▶ **To be done**: Your task is to repeat the entries exactly. Leave the pictures out.

═══

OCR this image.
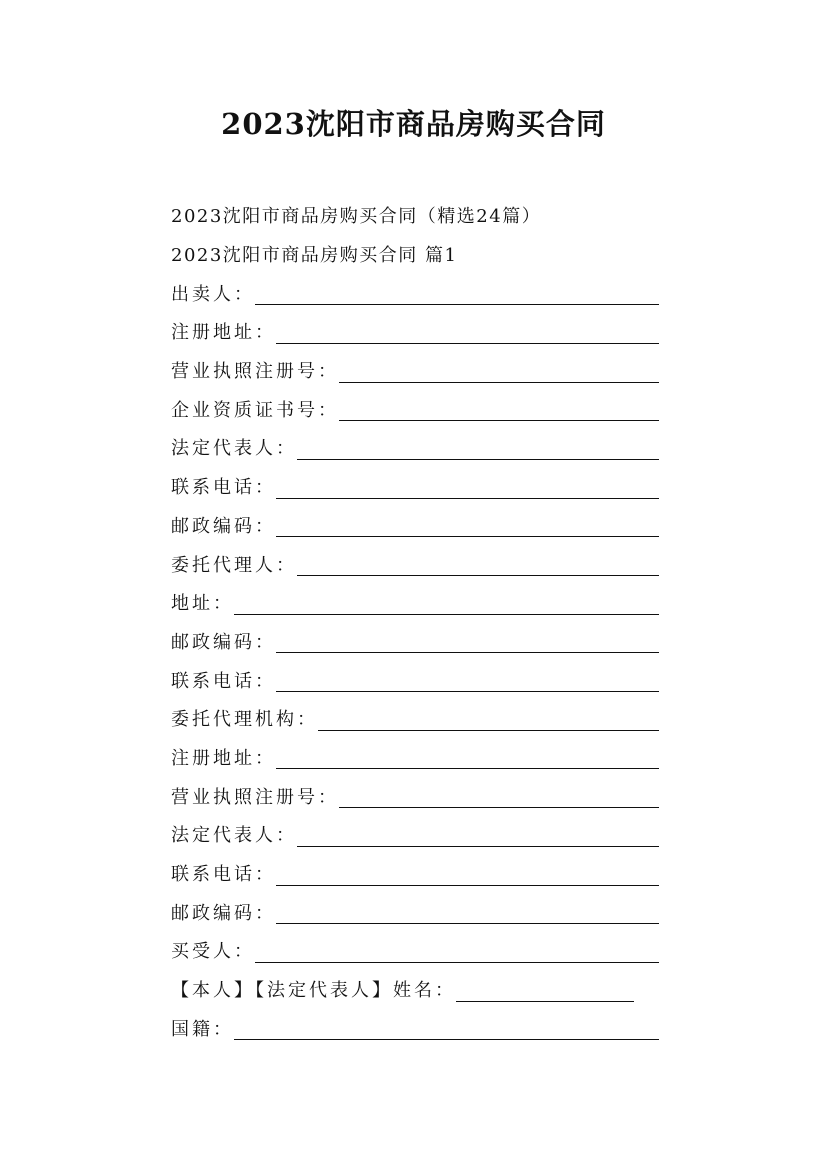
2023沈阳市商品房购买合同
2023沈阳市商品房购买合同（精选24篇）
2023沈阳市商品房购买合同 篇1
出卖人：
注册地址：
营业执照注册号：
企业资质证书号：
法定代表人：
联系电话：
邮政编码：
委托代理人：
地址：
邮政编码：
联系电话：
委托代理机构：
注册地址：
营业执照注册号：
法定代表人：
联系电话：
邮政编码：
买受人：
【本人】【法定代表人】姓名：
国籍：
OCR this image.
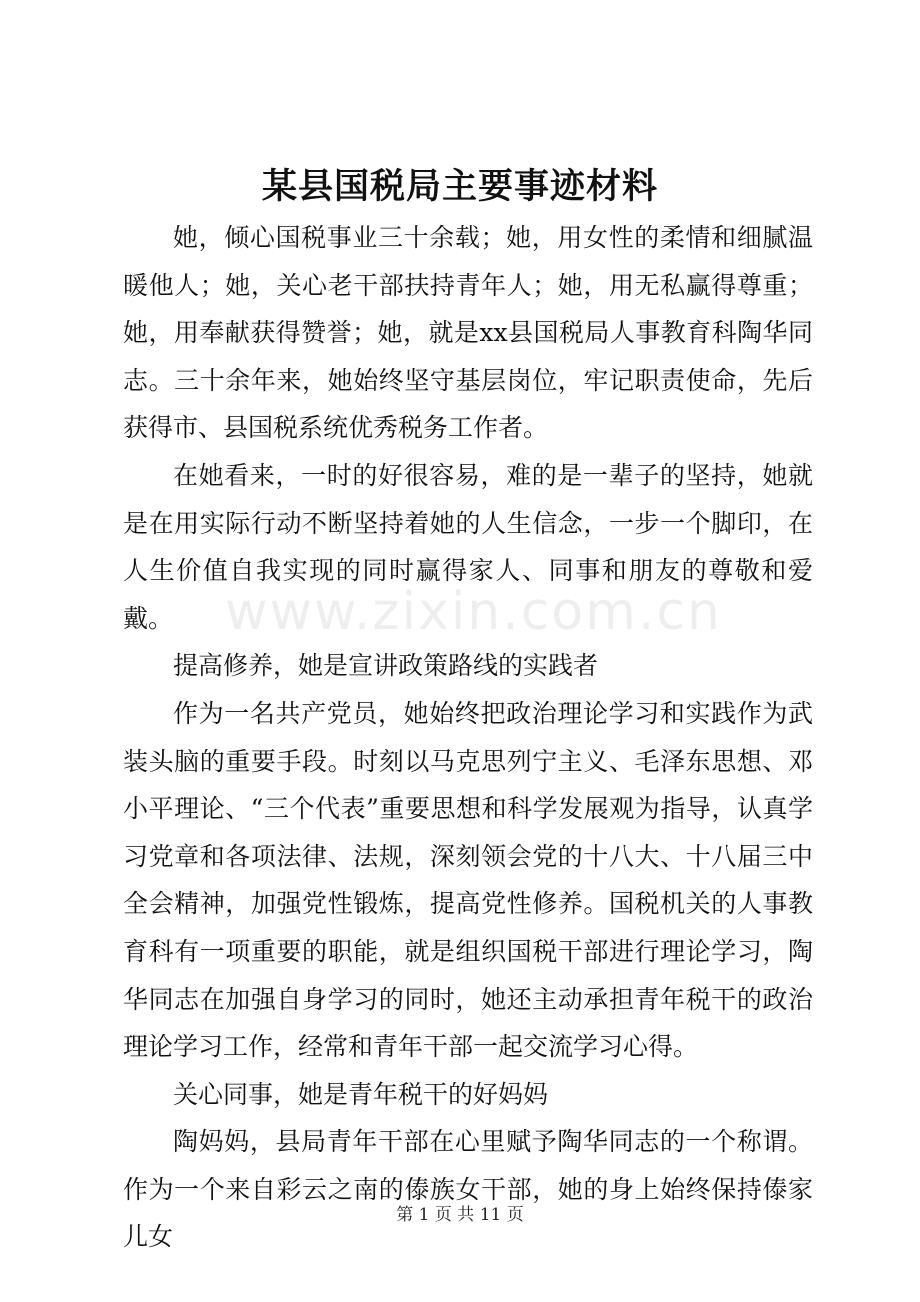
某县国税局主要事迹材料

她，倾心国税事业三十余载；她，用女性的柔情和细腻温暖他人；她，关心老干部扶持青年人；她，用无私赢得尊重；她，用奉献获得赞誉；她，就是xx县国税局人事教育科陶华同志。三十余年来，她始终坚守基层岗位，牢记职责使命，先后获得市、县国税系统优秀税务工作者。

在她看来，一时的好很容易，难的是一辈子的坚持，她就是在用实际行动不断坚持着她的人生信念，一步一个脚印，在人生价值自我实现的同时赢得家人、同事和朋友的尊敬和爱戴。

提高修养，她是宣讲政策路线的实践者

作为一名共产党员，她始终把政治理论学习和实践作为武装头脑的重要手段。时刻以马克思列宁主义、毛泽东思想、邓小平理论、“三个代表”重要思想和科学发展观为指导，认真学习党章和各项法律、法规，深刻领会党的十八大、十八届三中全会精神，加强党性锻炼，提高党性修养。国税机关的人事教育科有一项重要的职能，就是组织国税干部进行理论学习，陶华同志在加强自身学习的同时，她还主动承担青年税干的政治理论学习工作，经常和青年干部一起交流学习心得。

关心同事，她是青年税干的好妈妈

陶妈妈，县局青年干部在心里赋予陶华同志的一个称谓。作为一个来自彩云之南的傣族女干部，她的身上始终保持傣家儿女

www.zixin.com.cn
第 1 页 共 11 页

═══

▶ **Exercise output**:
OCR this image.
2023沈阳市商品房购买合同
2023沈阳市商品房购买合同（精选24篇）
2023沈阳市商品房购买合同 篇1
出卖人：
注册地址：
营业执照注册号：
企业资质证书号：
法定代表人：
联系电话：
邮政编码：
委托代理人：
地址：
邮政编码：
联系电话：
委托代理机构：
注册地址：
营业执照注册号：
法定代表人：
联系电话：
邮政编码：
买受人：
【本人】【法定代表人】姓名：
国籍：
OCR this image.
某县国税局主要事迹材料

她，倾心国税事业三十余载；她，用女性的柔情和细腻温暖他人；她，关心老干部扶持青年人；她，用无私赢得尊重；她，用奉献获得赞誉；她，就是xx县国税局人事教育科陶华同志。三十余年来，她始终坚守基层岗位，牢记职责使命，先后获得市、县国税系统优秀税务工作者。

在她看来，一时的好很容易，难的是一辈子的坚持，她就是在用实际行动不断坚持着她的人生信念，一步一个脚印，在人生价值自我实现的同时赢得家人、同事和朋友的尊敬和爱戴。

提高修养，她是宣讲政策路线的实践者

作为一名共产党员，她始终把政治理论学习和实践作为武装头脑的重要手段。时刻以马克思列宁主义、毛泽东思想、邓小平理论、“三个代表”重要思想和科学发展观为指导，认真学习党章和各项法律、法规，深刻领会党的十八大、十八届三中全会精神，加强党性锻炼，提高党性修养。国税机关的人事教育科有一项重要的职能，就是组织国税干部进行理论学习，陶华同志在加强自身学习的同时，她还主动承担青年税干的政治理论学习工作，经常和青年干部一起交流学习心得。

关心同事，她是青年税干的好妈妈

陶妈妈，县局青年干部在心里赋予陶华同志的一个称谓。作为一个来自彩云之南的傣族女干部，她的身上始终保持傣家儿女

www.zixin.com.cn
第 1 页 共 11 页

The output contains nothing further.